Before the material below, reproduce the lines verbatim, starting with the line containing "List all visible" and continuing through the line containing "svg-text:7: 7 xyxy=(760,383,769,400)".
-- start of Source data --
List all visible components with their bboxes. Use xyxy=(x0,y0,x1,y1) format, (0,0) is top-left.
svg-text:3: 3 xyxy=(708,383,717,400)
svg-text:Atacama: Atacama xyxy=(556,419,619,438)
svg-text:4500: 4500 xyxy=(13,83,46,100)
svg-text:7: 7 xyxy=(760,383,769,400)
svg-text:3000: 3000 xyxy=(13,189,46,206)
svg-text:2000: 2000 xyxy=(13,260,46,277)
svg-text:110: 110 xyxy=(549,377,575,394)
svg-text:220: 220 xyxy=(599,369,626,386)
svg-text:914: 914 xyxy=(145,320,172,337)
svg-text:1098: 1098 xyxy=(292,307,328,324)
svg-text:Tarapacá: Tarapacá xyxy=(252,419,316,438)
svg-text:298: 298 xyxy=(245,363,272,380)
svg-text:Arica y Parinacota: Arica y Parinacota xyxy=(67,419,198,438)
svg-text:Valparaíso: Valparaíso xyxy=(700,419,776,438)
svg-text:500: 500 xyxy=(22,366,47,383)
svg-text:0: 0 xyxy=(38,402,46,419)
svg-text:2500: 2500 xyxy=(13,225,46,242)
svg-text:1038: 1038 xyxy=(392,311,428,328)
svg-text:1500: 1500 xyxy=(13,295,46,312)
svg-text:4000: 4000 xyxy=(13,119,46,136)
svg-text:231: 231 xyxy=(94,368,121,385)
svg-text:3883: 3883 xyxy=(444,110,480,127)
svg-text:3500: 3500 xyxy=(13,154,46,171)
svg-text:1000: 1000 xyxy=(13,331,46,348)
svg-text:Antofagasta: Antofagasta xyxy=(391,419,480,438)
-- end of Source data --
-- start of Source data --
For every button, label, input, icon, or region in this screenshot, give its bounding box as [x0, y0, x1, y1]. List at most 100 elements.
-- end of Source data --
▶ [Output for this task]
List all visible components with their bboxes. Use xyxy=(x0,y0,x1,y1) format, (0,0) is top-left.
svg-text:3: 3 xyxy=(708,383,717,400)
svg-text:Atacama: Atacama xyxy=(556,419,619,438)
svg-text:4500: 4500 xyxy=(13,83,46,100)
svg-text:7: 7 xyxy=(760,383,769,400)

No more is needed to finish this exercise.